● **AVAILABLE RECORDS**:

-- begin --

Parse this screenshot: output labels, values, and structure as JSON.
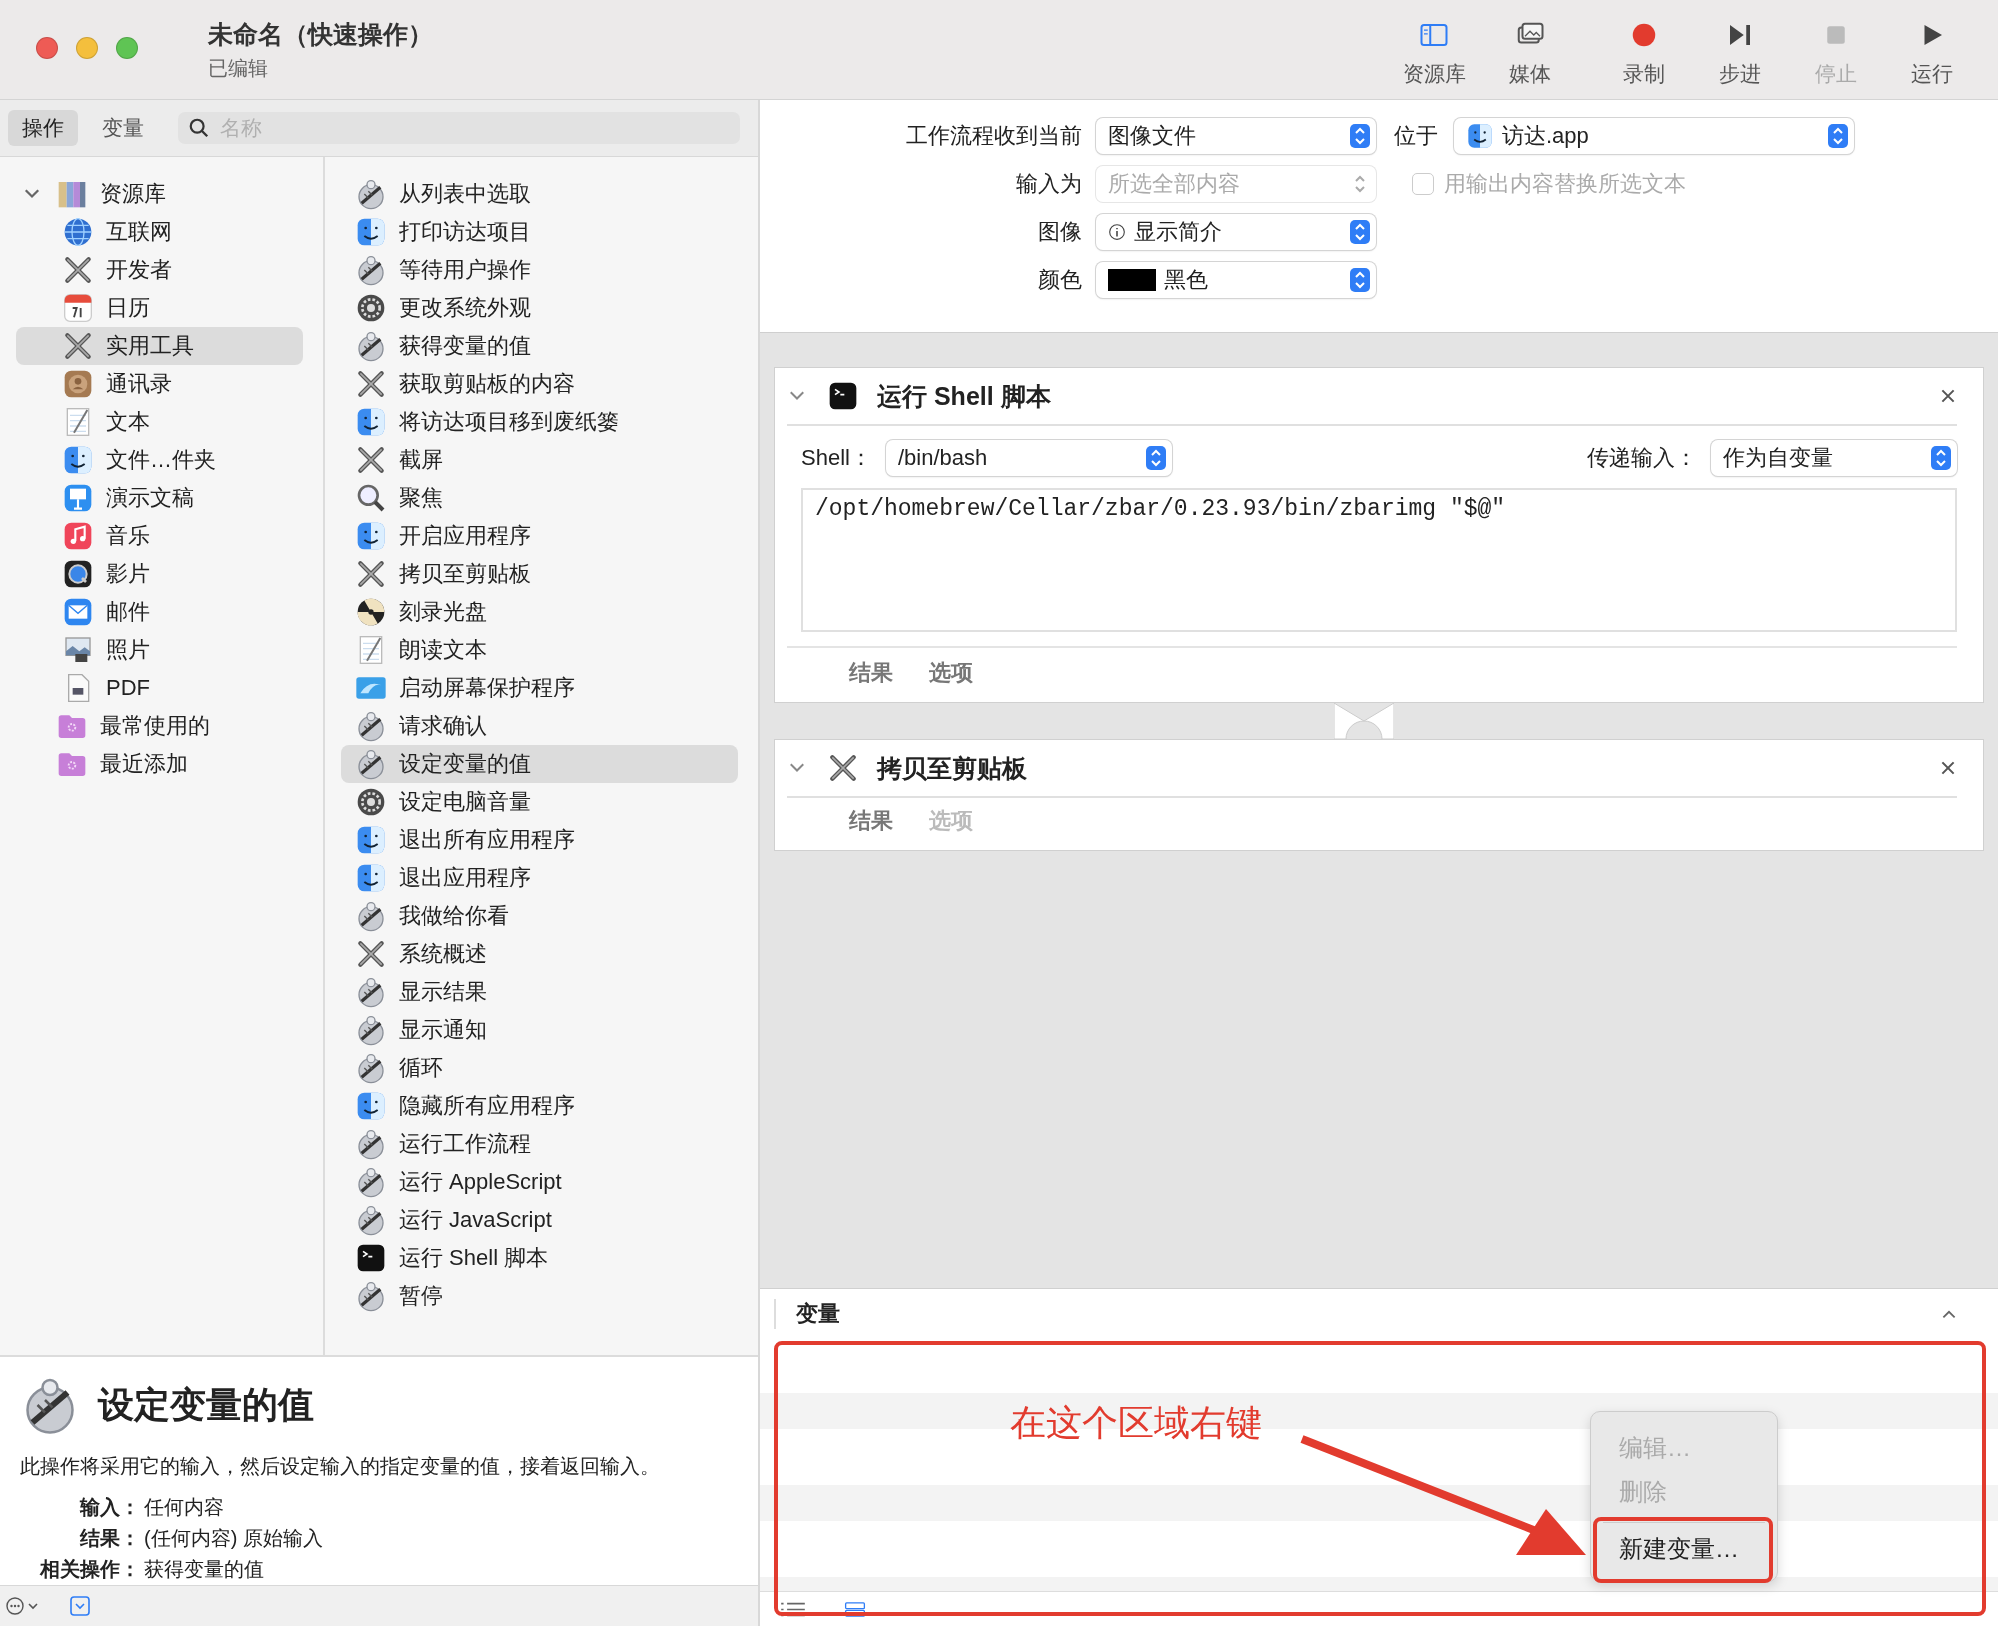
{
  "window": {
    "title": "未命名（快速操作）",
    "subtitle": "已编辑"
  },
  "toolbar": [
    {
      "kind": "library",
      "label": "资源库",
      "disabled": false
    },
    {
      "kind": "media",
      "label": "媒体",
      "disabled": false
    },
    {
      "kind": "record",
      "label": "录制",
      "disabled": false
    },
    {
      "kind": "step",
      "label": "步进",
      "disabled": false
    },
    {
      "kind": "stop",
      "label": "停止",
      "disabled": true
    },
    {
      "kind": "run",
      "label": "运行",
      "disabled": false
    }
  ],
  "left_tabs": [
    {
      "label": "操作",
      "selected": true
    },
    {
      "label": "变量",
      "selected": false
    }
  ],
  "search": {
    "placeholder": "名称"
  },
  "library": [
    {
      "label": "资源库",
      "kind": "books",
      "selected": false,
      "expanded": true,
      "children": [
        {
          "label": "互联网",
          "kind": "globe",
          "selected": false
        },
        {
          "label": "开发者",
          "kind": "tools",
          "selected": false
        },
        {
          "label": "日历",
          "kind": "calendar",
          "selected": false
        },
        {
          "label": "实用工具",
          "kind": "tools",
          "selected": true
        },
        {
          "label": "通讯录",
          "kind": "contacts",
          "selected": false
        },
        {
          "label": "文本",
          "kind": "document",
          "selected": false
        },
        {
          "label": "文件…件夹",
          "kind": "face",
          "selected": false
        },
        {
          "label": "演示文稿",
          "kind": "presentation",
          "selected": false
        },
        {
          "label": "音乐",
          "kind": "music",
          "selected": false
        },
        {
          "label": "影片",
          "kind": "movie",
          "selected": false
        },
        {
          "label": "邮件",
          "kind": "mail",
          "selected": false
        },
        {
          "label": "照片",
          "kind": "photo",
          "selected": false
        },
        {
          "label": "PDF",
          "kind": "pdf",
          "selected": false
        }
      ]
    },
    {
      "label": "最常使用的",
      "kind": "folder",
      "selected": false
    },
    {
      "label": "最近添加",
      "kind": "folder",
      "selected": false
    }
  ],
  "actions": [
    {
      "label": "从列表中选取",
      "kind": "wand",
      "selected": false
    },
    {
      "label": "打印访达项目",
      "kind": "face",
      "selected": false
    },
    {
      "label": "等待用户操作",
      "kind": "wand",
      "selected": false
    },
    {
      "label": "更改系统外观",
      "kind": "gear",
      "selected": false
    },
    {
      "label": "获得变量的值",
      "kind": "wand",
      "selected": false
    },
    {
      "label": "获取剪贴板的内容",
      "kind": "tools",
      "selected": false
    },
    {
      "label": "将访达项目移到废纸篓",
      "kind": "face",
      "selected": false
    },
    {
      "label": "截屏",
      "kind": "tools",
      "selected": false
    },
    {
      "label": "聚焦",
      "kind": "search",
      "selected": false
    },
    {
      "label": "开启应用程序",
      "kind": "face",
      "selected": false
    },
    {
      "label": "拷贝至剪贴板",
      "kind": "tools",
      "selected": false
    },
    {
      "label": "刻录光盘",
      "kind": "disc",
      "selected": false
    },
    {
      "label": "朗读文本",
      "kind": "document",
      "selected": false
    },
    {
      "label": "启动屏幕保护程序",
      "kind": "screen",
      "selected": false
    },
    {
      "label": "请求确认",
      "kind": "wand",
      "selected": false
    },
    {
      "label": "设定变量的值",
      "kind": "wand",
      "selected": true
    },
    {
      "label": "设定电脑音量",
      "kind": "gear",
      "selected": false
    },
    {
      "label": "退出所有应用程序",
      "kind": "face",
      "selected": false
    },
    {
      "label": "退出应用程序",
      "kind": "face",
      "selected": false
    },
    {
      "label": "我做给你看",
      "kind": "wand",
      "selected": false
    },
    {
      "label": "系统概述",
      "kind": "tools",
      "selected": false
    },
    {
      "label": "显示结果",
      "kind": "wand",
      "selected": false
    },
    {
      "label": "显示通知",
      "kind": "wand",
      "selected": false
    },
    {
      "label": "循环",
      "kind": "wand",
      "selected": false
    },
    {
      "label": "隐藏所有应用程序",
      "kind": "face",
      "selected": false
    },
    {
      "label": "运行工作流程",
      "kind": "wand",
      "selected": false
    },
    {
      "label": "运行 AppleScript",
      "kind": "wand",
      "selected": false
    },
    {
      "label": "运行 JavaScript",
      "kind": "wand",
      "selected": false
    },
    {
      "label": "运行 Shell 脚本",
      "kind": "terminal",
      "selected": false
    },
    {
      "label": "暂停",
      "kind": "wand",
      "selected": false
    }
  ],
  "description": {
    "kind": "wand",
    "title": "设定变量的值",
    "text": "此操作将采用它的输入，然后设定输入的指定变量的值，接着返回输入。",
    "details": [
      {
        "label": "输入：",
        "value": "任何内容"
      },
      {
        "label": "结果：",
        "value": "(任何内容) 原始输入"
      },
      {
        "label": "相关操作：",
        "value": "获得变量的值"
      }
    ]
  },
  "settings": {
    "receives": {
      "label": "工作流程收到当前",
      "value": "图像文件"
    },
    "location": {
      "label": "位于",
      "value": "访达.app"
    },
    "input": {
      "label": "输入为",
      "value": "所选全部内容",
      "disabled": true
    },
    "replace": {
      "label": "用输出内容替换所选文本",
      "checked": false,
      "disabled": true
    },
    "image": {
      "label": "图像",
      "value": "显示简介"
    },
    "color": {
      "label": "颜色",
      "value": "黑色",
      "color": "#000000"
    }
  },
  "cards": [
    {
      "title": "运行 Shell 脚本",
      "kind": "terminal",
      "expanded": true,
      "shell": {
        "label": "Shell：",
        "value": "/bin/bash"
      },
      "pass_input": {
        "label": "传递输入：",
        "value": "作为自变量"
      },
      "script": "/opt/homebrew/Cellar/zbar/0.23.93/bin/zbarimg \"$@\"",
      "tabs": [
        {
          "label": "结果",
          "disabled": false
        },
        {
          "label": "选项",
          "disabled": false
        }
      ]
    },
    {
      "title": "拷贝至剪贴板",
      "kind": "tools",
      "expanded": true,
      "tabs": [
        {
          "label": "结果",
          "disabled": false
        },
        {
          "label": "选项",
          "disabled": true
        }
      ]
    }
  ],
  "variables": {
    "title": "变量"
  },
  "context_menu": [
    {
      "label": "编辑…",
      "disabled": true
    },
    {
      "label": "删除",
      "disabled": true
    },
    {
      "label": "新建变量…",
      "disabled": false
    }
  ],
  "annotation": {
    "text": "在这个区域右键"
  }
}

-- end --
-- begin --

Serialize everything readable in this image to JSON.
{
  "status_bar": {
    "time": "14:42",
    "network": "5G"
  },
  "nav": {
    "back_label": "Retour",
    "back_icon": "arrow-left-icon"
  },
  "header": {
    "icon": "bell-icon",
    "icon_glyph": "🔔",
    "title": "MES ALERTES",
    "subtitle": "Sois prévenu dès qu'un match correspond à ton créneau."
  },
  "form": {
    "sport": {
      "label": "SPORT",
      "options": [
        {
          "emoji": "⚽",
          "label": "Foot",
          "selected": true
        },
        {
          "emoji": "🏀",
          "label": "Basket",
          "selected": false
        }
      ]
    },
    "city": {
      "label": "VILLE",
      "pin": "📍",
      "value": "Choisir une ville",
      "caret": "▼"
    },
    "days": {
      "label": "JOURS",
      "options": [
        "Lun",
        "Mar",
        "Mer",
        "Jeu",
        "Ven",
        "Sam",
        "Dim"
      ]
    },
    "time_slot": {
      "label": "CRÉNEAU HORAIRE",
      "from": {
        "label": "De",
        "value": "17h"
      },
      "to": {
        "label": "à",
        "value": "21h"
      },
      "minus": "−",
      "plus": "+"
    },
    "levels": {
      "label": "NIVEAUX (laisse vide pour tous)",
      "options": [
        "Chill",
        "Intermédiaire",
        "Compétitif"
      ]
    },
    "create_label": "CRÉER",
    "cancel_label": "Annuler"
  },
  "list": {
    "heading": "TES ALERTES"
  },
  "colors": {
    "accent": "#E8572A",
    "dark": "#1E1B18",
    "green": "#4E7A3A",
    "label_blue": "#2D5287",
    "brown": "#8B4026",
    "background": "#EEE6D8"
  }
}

-- end --

● **YOUR INSTRUCTIONS**:
From the entries above, pull out each line that includes "ALERTES".

● **OUTPUT**:
    "title": "MES ALERTES",
    "heading": "TES ALERTES"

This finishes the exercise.